— BEGIN GIVEN RECORDS —

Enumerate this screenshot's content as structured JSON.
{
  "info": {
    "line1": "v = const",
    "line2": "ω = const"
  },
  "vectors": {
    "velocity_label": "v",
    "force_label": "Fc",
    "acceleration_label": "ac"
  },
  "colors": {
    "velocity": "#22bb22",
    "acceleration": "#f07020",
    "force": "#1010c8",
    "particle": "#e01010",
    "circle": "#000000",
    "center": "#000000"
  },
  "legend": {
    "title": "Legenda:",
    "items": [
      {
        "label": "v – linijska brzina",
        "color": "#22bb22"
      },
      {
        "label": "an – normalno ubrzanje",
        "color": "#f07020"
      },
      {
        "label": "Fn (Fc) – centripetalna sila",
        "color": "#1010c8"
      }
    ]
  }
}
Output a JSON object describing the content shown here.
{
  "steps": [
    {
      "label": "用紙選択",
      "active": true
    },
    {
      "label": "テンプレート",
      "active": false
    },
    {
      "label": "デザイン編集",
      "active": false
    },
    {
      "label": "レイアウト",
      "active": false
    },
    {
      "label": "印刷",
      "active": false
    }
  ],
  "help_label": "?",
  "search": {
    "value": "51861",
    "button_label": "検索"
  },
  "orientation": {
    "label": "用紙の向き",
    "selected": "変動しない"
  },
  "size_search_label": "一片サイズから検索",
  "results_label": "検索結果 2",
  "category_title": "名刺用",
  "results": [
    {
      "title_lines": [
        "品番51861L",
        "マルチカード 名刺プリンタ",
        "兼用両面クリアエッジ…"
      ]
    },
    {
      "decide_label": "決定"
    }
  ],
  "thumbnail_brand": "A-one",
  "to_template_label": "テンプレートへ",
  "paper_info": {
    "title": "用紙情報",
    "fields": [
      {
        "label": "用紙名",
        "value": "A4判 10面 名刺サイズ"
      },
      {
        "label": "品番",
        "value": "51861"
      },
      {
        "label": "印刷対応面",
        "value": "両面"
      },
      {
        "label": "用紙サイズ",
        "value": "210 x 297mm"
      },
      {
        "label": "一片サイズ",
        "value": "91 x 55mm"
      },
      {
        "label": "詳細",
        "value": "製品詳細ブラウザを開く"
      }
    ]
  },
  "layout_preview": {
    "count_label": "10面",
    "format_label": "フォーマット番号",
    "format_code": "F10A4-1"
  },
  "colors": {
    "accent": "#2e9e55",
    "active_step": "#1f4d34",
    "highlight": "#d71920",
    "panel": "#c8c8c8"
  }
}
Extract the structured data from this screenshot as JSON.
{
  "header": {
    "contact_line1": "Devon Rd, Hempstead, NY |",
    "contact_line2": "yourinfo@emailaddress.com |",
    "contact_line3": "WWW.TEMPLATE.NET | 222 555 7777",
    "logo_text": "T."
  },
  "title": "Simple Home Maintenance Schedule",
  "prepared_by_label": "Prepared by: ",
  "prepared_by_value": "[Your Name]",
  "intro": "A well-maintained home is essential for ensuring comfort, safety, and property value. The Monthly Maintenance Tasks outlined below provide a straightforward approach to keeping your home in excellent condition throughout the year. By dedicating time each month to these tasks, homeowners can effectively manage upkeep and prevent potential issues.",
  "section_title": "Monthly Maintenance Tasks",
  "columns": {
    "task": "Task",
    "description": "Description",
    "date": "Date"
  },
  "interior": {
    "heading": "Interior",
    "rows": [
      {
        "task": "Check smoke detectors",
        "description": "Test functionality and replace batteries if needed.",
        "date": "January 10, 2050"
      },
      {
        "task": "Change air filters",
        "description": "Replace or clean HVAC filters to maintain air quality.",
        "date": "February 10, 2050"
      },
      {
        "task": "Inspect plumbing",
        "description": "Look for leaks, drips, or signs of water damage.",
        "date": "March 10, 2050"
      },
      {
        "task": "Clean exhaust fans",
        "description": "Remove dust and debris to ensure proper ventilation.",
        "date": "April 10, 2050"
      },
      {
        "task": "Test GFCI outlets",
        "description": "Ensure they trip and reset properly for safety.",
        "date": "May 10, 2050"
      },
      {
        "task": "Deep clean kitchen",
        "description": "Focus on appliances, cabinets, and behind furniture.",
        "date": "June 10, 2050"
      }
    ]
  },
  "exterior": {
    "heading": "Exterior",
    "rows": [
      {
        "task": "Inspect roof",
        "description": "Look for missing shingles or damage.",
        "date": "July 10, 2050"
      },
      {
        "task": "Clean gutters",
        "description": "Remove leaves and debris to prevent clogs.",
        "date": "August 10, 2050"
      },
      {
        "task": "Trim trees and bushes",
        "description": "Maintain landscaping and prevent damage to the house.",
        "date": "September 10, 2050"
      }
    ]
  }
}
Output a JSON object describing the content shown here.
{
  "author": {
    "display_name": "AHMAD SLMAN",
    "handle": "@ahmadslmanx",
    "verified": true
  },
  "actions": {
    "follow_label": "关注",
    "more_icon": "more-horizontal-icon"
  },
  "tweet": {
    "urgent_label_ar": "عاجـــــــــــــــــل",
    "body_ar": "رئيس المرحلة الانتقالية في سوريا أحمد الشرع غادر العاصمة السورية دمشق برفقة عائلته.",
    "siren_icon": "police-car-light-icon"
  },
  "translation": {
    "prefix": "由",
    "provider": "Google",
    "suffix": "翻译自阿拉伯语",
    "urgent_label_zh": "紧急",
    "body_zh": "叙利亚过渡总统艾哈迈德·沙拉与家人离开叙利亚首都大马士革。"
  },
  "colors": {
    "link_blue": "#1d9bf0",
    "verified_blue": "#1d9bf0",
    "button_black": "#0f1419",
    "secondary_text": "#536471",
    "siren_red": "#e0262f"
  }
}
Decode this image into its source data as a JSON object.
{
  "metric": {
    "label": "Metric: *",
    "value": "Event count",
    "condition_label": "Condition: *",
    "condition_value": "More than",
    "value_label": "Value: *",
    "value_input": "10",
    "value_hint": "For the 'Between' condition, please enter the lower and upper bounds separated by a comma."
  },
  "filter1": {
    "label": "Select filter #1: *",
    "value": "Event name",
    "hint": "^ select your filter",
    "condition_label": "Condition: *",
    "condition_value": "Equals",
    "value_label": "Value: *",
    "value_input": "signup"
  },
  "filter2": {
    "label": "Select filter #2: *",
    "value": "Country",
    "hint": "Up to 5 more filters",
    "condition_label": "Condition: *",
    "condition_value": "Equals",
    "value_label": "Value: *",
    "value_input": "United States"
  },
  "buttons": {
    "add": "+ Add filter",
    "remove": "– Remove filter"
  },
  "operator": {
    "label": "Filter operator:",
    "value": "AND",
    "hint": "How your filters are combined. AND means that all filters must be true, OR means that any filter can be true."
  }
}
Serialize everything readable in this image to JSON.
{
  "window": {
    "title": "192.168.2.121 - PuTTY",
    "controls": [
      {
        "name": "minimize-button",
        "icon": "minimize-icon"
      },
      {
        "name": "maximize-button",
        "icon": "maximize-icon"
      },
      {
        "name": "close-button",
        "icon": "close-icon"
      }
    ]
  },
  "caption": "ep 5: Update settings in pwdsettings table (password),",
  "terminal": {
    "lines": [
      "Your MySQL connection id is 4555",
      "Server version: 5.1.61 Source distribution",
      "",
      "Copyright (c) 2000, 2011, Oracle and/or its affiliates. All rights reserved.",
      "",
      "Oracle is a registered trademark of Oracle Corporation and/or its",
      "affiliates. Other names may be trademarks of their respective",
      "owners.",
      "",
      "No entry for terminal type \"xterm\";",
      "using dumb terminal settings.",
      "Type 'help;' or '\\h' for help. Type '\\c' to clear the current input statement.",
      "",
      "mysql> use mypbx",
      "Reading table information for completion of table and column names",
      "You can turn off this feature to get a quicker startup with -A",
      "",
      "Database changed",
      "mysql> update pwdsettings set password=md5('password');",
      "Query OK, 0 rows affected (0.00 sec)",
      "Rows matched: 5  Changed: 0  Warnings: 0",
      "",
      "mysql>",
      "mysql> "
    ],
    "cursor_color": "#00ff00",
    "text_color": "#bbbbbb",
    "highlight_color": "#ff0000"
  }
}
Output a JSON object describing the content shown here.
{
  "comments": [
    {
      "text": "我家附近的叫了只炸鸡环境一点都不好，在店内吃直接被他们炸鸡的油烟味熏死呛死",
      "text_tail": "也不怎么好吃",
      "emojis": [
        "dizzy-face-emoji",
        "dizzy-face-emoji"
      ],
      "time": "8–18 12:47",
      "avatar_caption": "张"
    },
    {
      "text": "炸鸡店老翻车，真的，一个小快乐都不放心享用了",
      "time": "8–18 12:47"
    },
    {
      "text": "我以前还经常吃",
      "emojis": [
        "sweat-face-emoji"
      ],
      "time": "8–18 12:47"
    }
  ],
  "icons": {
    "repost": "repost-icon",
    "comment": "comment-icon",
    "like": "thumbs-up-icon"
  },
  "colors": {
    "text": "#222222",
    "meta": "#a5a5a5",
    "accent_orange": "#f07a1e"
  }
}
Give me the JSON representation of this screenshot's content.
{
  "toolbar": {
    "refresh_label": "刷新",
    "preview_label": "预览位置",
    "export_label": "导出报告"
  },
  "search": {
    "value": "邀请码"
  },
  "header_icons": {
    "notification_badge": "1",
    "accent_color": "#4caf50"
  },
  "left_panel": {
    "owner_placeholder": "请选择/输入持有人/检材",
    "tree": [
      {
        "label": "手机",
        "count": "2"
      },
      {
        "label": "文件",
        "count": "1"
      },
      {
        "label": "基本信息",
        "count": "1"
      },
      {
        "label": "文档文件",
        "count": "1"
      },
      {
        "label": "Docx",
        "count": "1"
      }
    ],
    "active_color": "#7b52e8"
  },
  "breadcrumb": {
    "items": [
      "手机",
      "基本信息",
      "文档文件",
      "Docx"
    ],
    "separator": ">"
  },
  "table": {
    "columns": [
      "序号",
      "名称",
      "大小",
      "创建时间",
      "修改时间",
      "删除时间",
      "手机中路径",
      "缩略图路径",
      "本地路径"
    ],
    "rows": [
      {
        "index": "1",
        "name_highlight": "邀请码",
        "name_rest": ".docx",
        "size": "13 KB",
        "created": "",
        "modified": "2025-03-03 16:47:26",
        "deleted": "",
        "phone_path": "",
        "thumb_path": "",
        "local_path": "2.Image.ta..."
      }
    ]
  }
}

— END GIVEN RECORDS —

Gather each line in these records that contains the string "Oracle".

      "Copyright (c) 2000, 2011, Oracle and/or its affiliates. All rights reserved.",
      "Oracle is a registered trademark of Oracle Corporation and/or its",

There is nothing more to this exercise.